[Region and label listings]:
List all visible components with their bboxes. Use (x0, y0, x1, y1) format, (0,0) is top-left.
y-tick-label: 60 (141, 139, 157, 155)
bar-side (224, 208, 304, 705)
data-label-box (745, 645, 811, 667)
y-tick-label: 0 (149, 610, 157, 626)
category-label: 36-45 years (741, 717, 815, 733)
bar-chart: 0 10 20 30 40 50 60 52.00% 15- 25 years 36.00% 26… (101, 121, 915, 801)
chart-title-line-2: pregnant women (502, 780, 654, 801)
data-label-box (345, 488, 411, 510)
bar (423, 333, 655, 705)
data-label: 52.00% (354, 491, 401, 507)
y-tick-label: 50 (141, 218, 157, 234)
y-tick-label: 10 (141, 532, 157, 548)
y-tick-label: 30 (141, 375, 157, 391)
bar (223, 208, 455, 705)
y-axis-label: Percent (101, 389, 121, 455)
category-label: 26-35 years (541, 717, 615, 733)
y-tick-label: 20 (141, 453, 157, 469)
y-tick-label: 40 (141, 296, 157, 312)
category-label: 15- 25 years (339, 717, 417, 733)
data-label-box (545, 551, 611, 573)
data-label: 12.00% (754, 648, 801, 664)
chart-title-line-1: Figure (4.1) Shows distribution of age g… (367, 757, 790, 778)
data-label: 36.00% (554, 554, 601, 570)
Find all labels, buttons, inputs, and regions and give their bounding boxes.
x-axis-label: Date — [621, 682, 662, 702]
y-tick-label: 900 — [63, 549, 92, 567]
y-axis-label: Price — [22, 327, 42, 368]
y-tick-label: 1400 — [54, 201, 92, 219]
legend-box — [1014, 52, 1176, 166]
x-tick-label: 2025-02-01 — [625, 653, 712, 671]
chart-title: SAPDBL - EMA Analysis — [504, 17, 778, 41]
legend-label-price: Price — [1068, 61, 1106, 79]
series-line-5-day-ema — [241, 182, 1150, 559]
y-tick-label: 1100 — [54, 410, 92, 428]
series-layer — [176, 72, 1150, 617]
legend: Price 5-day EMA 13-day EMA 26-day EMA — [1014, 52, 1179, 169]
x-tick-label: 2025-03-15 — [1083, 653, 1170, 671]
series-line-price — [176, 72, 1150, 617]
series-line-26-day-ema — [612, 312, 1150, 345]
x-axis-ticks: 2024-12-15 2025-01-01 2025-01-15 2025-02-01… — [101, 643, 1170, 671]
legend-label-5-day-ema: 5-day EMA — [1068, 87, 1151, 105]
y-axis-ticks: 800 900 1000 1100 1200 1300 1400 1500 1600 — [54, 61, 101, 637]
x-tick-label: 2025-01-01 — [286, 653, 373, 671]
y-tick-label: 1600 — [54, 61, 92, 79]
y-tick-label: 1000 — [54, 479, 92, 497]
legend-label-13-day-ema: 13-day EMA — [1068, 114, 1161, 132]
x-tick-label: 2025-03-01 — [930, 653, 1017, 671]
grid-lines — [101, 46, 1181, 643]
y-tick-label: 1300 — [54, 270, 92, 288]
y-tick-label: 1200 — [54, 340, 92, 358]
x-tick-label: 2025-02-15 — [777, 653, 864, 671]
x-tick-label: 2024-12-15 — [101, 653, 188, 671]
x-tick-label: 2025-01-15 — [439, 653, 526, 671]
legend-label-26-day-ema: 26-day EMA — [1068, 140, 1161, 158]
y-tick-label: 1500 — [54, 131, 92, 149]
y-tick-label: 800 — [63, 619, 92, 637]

[WHAT IS EXPECTED]: Reproduce all the entries above with every "y-tick-label" swapped for "y-axis-value", keeping everything else the same.

[ANSWER FOR THE TASK]:
List all visible components with their bboxes. Use (x0, y0, x1, y1) format, (0,0) is top-left.
y-axis-value: 60 (141, 139, 157, 155)
bar-side (224, 208, 304, 705)
data-label-box (745, 645, 811, 667)
y-axis-value: 0 (149, 610, 157, 626)
category-label: 36-45 years (741, 717, 815, 733)
bar-chart: 0 10 20 30 40 50 60 52.00% 15- 25 years 36.00% 26… (101, 121, 915, 801)
chart-title-line-2: pregnant women (502, 780, 654, 801)
data-label-box (345, 488, 411, 510)
bar (423, 333, 655, 705)
data-label: 52.00% (354, 491, 401, 507)
y-axis-value: 50 (141, 218, 157, 234)
y-axis-value: 10 (141, 532, 157, 548)
y-axis-value: 30 (141, 375, 157, 391)
bar (223, 208, 455, 705)
y-axis-label: Percent (101, 389, 121, 455)
category-label: 26-35 years (541, 717, 615, 733)
y-axis-value: 20 (141, 453, 157, 469)
y-axis-value: 40 (141, 296, 157, 312)
category-label: 15- 25 years (339, 717, 417, 733)
data-label-box (545, 551, 611, 573)
data-label: 12.00% (754, 648, 801, 664)
chart-title-line-1: Figure (4.1) Shows distribution of age g… (367, 757, 790, 778)
data-label: 36.00% (554, 554, 601, 570)
Find all labels, buttons, inputs, and regions and give their bounding boxes.
x-axis-label: Date — [621, 682, 662, 702]
y-axis-value: 900 — [63, 549, 92, 567]
y-axis-label: Price — [22, 327, 42, 368]
y-axis-value: 1400 — [54, 201, 92, 219]
legend-box — [1014, 52, 1176, 166]
x-tick-label: 2025-02-01 — [625, 653, 712, 671]
chart-title: SAPDBL - EMA Analysis — [504, 17, 778, 41]
legend-label-price: Price — [1068, 61, 1106, 79]
series-line-5-day-ema — [241, 182, 1150, 559]
y-axis-value: 1100 — [54, 410, 92, 428]
series-layer — [176, 72, 1150, 617]
legend: Price 5-day EMA 13-day EMA 26-day EMA — [1014, 52, 1179, 169]
x-tick-label: 2025-03-15 — [1083, 653, 1170, 671]
series-line-price — [176, 72, 1150, 617]
series-line-26-day-ema — [612, 312, 1150, 345]
x-axis-ticks: 2024-12-15 2025-01-01 2025-01-15 2025-02-01… — [101, 643, 1170, 671]
legend-label-5-day-ema: 5-day EMA — [1068, 87, 1151, 105]
y-axis-ticks: 800 900 1000 1100 1200 1300 1400 1500 1600 — [54, 61, 101, 637]
x-tick-label: 2025-01-01 — [286, 653, 373, 671]
y-axis-value: 1600 — [54, 61, 92, 79]
y-axis-value: 1000 — [54, 479, 92, 497]
legend-label-13-day-ema: 13-day EMA — [1068, 114, 1161, 132]
x-tick-label: 2025-03-01 — [930, 653, 1017, 671]
grid-lines — [101, 46, 1181, 643]
y-axis-value: 1300 — [54, 270, 92, 288]
y-axis-value: 1200 — [54, 340, 92, 358]
x-tick-label: 2025-02-15 — [777, 653, 864, 671]
x-tick-label: 2024-12-15 — [101, 653, 188, 671]
x-tick-label: 2025-01-15 — [439, 653, 526, 671]
legend-label-26-day-ema: 26-day EMA — [1068, 140, 1161, 158]
y-axis-value: 1500 — [54, 131, 92, 149]
y-axis-value: 800 — [63, 619, 92, 637]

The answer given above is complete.